▶ _WRITTEN INSTRUCTION_
Scan the material and copy every line in which "title" appears.

▶ _EXERCISE MATERIAL_
__________

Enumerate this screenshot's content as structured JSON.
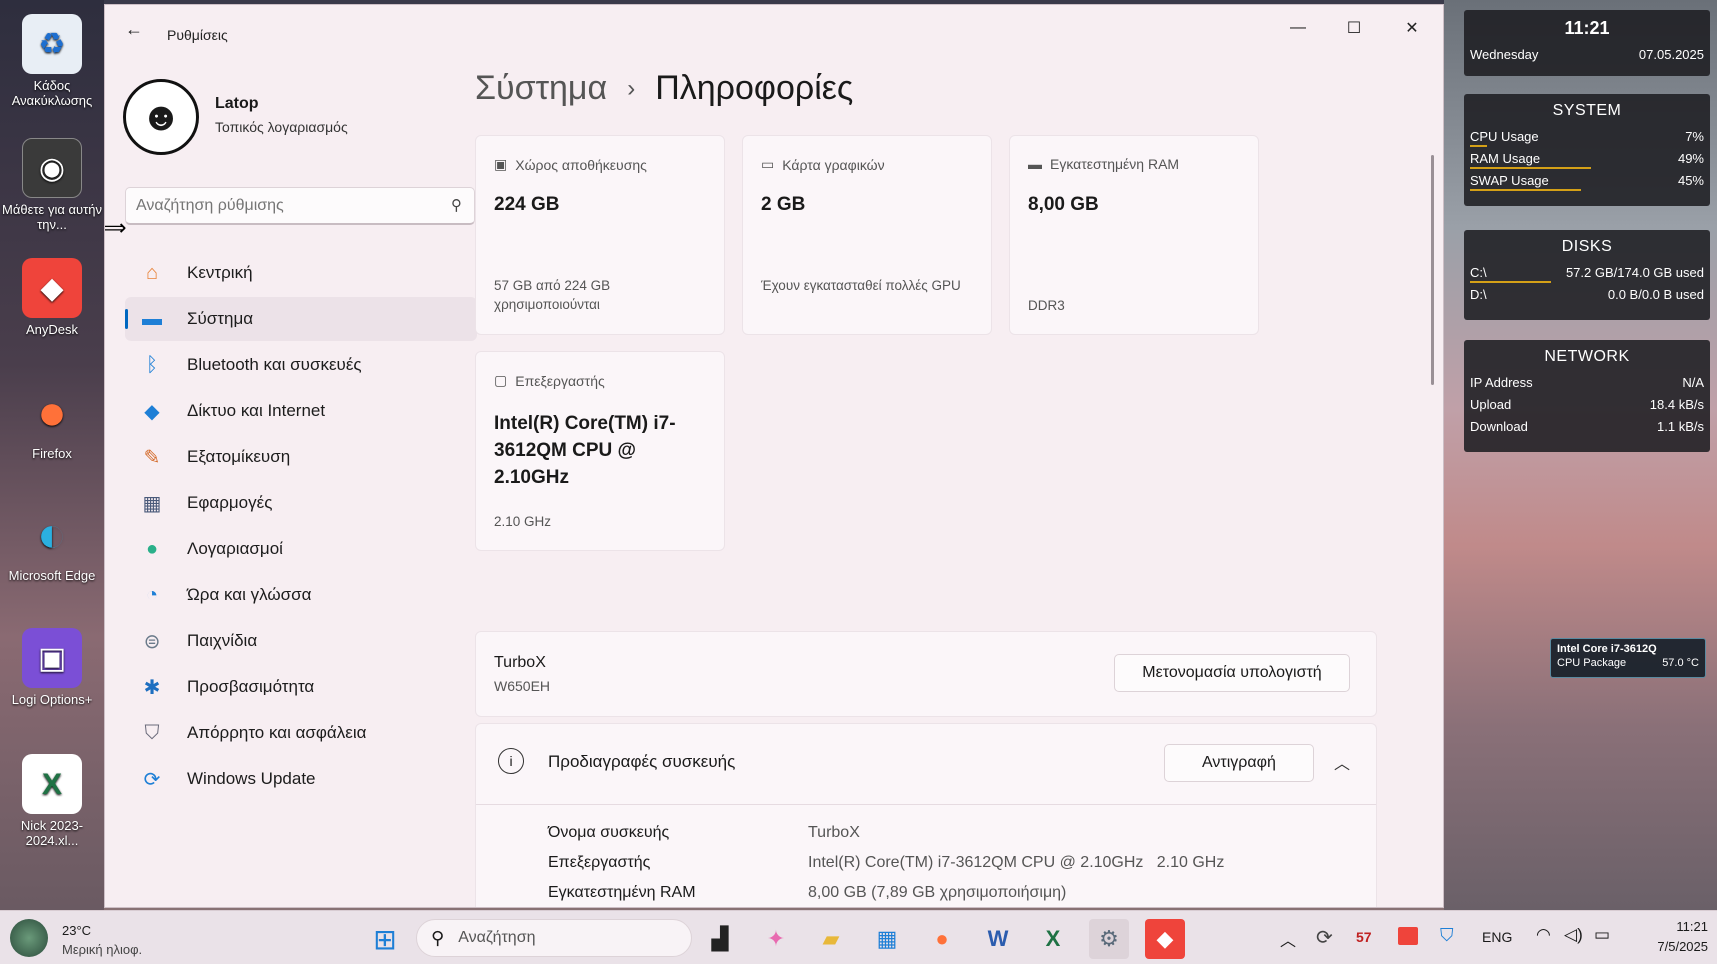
{
  "desktop": {
    "icons": [
      {
        "label": "Κάδος Ανακύκλωσης",
        "icon": "recycle-bin-icon",
        "glyph": "♻",
        "bg": "#e8eef5",
        "fg": "#1e6fd0"
      },
      {
        "label": "Μάθετε για αυτήν την...",
        "icon": "learn-about-picture-icon",
        "glyph": "◉",
        "bg": "#3a3a3a",
        "fg": "#ffffff"
      },
      {
        "label": "AnyDesk",
        "icon": "anydesk-icon",
        "glyph": "◆",
        "bg": "#ef443b",
        "fg": "#ffffff"
      },
      {
        "label": "Firefox",
        "icon": "firefox-icon",
        "glyph": "●",
        "bg": "transparent",
        "fg": "#ff7139"
      },
      {
        "label": "Microsoft Edge",
        "icon": "edge-icon",
        "glyph": "◐",
        "bg": "transparent",
        "fg": "#2bb0e0"
      },
      {
        "label": "Logi Options+",
        "icon": "logi-options-icon",
        "glyph": "▣",
        "bg": "#7b4fd6",
        "fg": "#ffffff"
      },
      {
        "label": "Nick 2023-2024.xl...",
        "icon": "excel-file-icon",
        "glyph": "X",
        "bg": "#ffffff",
        "fg": "#1f7244"
      }
    ]
  },
  "widgets": {
    "clock": {
      "time": "11:21",
      "day": "Wednesday",
      "date": "07.05.2025"
    },
    "system": {
      "title": "SYSTEM",
      "rows": [
        {
          "label": "CPU Usage",
          "value": "7%",
          "percent": 7
        },
        {
          "label": "RAM Usage",
          "value": "49%",
          "percent": 49
        },
        {
          "label": "SWAP Usage",
          "value": "45%",
          "percent": 45
        }
      ]
    },
    "disks": {
      "title": "DISKS",
      "rows": [
        {
          "label": "C:\\",
          "value": "57.2 GB/174.0 GB used",
          "percent": 33
        },
        {
          "label": "D:\\",
          "value": "0.0 B/0.0 B used",
          "percent": 0
        }
      ]
    },
    "network": {
      "title": "NETWORK",
      "rows": [
        {
          "label": "IP Address",
          "value": "N/A"
        },
        {
          "label": "Upload",
          "value": "18.4 kB/s"
        },
        {
          "label": "Download",
          "value": "1.1 kB/s"
        }
      ]
    },
    "cpu_temp": {
      "name": "Intel Core i7-3612Q",
      "label": "CPU Package",
      "value": "57.0 °C"
    }
  },
  "window": {
    "title": "Ρυθμίσεις",
    "back": "←",
    "minimize": "—",
    "maximize": "☐",
    "close": "✕"
  },
  "profile": {
    "name": "Latop",
    "account": "Τοπικός λογαριασμός"
  },
  "search": {
    "placeholder": "Αναζήτηση ρύθμισης"
  },
  "nav": [
    {
      "label": "Κεντρική",
      "icon": "home-icon",
      "glyph": "⌂",
      "color": "#e8833a"
    },
    {
      "label": "Σύστημα",
      "icon": "system-icon",
      "glyph": "▬",
      "color": "#1e7fd6",
      "active": true
    },
    {
      "label": "Bluetooth και συσκευές",
      "icon": "bluetooth-icon",
      "glyph": "ᛒ",
      "color": "#1e7fd6"
    },
    {
      "label": "Δίκτυο και Internet",
      "icon": "network-icon",
      "glyph": "◆",
      "color": "#1e7fd6"
    },
    {
      "label": "Εξατομίκευση",
      "icon": "personalization-icon",
      "glyph": "✎",
      "color": "#d46a2a"
    },
    {
      "label": "Εφαρμογές",
      "icon": "apps-icon",
      "glyph": "▦",
      "color": "#4a5a7a"
    },
    {
      "label": "Λογαριασμοί",
      "icon": "accounts-icon",
      "glyph": "●",
      "color": "#2ab08a"
    },
    {
      "label": "Ώρα και γλώσσα",
      "icon": "time-language-icon",
      "glyph": "◔",
      "color": "#1e7fd6"
    },
    {
      "label": "Παιχνίδια",
      "icon": "gaming-icon",
      "glyph": "⊜",
      "color": "#6a7a8a"
    },
    {
      "label": "Προσβασιμότητα",
      "icon": "accessibility-icon",
      "glyph": "✱",
      "color": "#1e6fc0"
    },
    {
      "label": "Απόρρητο και ασφάλεια",
      "icon": "privacy-shield-icon",
      "glyph": "⛉",
      "color": "#6a6a7a"
    },
    {
      "label": "Windows Update",
      "icon": "windows-update-icon",
      "glyph": "⟳",
      "color": "#1e7fd6"
    }
  ],
  "breadcrumb": {
    "parent": "Σύστημα",
    "separator": "›",
    "current": "Πληροφορίες"
  },
  "cards": {
    "storage": {
      "label": "Χώρος αποθήκευσης",
      "value": "224 GB",
      "sub": "57 GB από 224 GB χρησιμοποιούνται"
    },
    "gpu": {
      "label": "Κάρτα γραφικών",
      "value": "2 GB",
      "sub": "Έχουν εγκατασταθεί πολλές GPU"
    },
    "ram": {
      "label": "Εγκατεστημένη RAM",
      "value": "8,00 GB",
      "sub": "DDR3"
    },
    "cpu": {
      "label": "Επεξεργαστής",
      "value": "Intel(R) Core(TM) i7-3612QM CPU @ 2.10GHz",
      "sub": "2.10 GHz"
    }
  },
  "device": {
    "name": "TurboX",
    "model": "W650EH",
    "rename_button": "Μετονομασία υπολογιστή"
  },
  "specs": {
    "title": "Προδιαγραφές συσκευής",
    "copy_button": "Αντιγραφή",
    "rows": [
      {
        "label": "Όνομα συσκευής",
        "value": "TurboX"
      },
      {
        "label": "Επεξεργαστής",
        "value": "Intel(R) Core(TM) i7-3612QM CPU @ 2.10GHz   2.10 GHz"
      },
      {
        "label": "Εγκατεστημένη RAM",
        "value": "8,00 GB (7,89 GB χρησιμοποιήσιμη)"
      }
    ]
  },
  "taskbar": {
    "weather_temp": "23°C",
    "weather_desc": "Μερική ηλιοφ.",
    "search_placeholder": "Αναζήτηση",
    "tray_badge": "57",
    "language": "ENG",
    "time": "11:21",
    "date": "7/5/2025"
  }
}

__________

▶ _REPLY TO THE EXERCISE_
      "title": "SYSTEM",
      "title": "DISKS",
      "title": "NETWORK",
    "title": "Ρυθμίσεις",
    "title": "Προδιαγραφές συσκευής",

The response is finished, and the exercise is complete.